## [REQUIRED TASK]
Copy every line in the records below that contains the word "status".

(Data entries)
::::::::

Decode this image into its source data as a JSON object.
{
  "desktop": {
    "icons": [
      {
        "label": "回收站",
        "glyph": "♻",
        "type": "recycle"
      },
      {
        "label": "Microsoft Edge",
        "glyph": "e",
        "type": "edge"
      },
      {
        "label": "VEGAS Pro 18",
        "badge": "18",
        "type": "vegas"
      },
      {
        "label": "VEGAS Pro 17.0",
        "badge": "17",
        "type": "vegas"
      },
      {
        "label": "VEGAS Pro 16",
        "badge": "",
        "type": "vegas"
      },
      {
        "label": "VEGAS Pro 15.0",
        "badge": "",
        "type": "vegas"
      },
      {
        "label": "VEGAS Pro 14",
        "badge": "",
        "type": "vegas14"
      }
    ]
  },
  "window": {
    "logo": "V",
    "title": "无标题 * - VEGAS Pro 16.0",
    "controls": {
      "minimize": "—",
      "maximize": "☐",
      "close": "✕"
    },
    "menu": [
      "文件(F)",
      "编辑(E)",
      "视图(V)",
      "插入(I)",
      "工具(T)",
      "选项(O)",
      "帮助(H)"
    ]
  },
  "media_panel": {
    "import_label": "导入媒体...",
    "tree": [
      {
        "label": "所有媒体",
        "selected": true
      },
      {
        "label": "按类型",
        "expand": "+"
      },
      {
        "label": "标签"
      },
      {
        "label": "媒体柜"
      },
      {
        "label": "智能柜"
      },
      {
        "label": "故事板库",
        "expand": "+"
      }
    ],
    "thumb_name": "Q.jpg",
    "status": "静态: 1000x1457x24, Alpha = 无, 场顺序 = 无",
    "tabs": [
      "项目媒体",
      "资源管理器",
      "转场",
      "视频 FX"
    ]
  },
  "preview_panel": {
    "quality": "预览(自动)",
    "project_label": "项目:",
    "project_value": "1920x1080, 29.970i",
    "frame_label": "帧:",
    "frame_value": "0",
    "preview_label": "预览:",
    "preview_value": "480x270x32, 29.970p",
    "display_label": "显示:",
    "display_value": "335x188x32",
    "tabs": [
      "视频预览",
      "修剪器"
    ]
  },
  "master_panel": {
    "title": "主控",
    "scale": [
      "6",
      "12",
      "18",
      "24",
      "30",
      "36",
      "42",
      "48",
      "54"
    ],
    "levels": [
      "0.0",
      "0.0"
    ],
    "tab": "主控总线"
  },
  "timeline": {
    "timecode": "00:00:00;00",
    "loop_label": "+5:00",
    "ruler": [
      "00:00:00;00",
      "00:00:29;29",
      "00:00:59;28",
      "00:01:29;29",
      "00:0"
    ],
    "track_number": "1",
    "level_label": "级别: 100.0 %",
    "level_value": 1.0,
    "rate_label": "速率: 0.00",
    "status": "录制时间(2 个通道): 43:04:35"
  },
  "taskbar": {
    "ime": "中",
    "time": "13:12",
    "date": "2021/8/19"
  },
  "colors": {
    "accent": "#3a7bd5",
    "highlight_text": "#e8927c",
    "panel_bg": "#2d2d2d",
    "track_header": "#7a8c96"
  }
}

::::::::

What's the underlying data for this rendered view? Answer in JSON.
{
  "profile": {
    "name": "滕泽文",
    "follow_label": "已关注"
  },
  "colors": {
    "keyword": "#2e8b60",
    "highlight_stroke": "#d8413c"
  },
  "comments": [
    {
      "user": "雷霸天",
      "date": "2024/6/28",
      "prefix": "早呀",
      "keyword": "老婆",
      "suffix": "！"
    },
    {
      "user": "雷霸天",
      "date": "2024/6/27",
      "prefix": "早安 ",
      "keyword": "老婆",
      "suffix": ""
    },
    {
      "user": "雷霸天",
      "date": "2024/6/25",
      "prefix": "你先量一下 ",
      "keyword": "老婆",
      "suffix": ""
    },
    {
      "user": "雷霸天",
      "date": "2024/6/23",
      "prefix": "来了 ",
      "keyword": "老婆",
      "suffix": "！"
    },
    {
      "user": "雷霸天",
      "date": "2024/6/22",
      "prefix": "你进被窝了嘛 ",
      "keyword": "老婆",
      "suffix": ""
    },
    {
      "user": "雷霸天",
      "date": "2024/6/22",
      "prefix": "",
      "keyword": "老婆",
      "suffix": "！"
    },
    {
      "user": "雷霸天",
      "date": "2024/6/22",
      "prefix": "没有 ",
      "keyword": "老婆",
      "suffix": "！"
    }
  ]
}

::::::::

## [WRITTEN ANSWER]
    "status": "静态: 1000x1457x24, Alpha = 无, 场顺序 = 无",
    "status": "录制时间(2 个通道): 43:04:35"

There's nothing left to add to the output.